**SOURCE EXCERPT:**
---+---
= M. L. Tripathi =

M. L. Tripathi, whose full name was Mani Lal Tripathi, was an Indian diplomat and ambassador. He was the High Commissioner of India to Mauritius and Bangladesh, as well as the ambassador to Romania and Japan.

==Career==
Tripathi joined the Indian Foreign Service in 1970.

From September 1985 to August 1988, Tripathi served as the deputy high commissioner of India to Canada. He served as the consul general of India in Pakistan. In 1997, he was appointed the High Commissioner of India to Mauritius. He served in Mauritius till July 2000 and was replaced by Vijay Kumar.
---+---
**RAW RECORDS:**
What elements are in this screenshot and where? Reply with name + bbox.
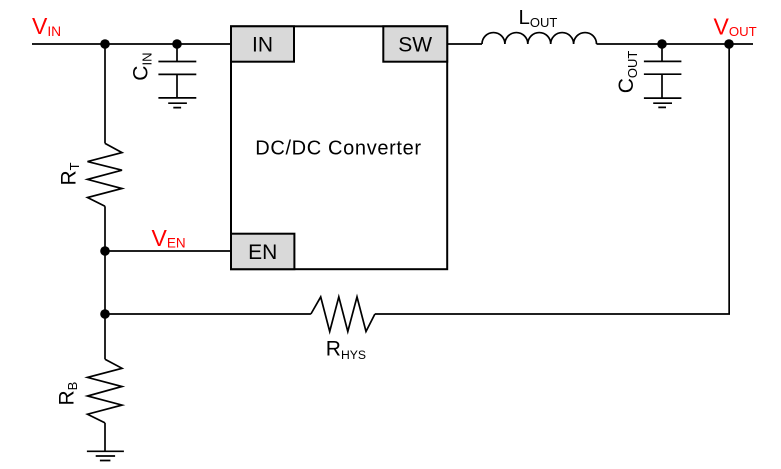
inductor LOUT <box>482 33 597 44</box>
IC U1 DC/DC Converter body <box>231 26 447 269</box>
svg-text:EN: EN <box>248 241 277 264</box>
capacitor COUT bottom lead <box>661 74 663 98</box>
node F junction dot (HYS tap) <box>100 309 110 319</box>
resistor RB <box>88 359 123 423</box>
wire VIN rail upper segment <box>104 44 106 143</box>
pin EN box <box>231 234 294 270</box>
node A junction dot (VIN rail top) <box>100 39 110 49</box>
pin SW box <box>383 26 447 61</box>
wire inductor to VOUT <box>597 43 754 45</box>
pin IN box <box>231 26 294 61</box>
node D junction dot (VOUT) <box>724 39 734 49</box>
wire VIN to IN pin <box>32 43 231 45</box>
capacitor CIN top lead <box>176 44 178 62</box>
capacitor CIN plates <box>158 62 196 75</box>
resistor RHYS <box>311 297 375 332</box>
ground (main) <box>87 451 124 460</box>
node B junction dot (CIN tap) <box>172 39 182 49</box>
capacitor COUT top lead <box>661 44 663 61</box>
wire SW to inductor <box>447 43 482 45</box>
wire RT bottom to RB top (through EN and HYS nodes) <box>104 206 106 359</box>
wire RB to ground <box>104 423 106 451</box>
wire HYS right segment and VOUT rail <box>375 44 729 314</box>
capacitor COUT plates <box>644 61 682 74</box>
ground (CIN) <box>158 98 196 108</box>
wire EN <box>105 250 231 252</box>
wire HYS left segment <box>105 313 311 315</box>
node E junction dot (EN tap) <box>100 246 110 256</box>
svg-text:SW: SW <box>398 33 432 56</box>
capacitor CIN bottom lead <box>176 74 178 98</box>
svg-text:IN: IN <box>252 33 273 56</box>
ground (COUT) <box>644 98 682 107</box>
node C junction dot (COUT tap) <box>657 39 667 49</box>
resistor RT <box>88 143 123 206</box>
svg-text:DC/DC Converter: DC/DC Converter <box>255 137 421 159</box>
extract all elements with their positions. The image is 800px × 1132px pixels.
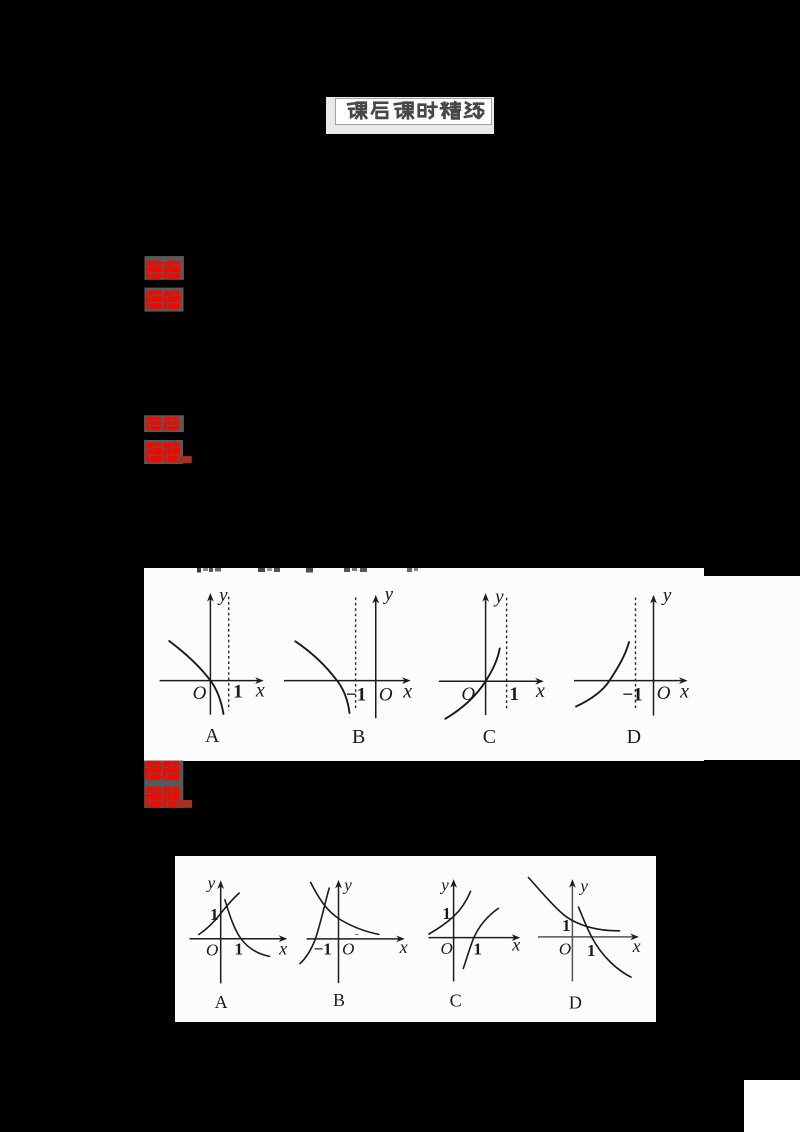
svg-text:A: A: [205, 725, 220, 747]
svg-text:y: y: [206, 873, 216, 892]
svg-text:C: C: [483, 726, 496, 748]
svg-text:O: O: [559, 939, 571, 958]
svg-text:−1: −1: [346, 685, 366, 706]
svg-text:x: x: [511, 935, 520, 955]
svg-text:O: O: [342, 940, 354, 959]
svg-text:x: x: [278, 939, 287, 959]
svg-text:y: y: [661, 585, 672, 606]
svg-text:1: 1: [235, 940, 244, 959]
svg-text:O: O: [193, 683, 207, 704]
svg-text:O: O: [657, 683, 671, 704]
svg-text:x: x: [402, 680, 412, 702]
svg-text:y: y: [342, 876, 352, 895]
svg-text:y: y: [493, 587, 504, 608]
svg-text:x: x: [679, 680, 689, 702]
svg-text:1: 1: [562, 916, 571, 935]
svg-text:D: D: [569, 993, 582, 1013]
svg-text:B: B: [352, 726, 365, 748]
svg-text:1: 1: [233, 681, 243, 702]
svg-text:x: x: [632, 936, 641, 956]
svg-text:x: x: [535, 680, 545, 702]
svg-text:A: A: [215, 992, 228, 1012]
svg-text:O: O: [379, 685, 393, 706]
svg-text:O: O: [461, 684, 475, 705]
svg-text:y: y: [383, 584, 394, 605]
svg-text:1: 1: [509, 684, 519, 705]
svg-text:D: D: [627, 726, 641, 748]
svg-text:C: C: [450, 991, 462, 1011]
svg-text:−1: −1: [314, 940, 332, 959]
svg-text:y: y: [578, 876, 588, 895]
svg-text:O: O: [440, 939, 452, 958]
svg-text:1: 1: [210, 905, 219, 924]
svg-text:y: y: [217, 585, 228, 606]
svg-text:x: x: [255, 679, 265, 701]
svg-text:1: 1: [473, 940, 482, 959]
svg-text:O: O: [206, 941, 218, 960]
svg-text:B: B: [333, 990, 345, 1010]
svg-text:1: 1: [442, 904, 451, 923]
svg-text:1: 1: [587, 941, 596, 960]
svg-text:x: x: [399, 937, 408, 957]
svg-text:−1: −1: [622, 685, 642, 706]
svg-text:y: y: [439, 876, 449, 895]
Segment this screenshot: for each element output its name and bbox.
---+---
**DIRECTIONS FOR THIS TASK:**
Swap "deputy high commissioner" for "first secretary" in the M. L. Tripathi biography, and write out the passage between "From September 1985" and "by Vijay Kumar.", inclusive.

**EXERCISE RESULT:**
From September 1985 to August 1988, Tripathi served as the first secretary of India to Canada. He served as the consul general of India in Pakistan. In 1997, he was appointed the High Commissioner of India to Mauritius. He served in Mauritius till July 2000 and was replaced by Vijay Kumar.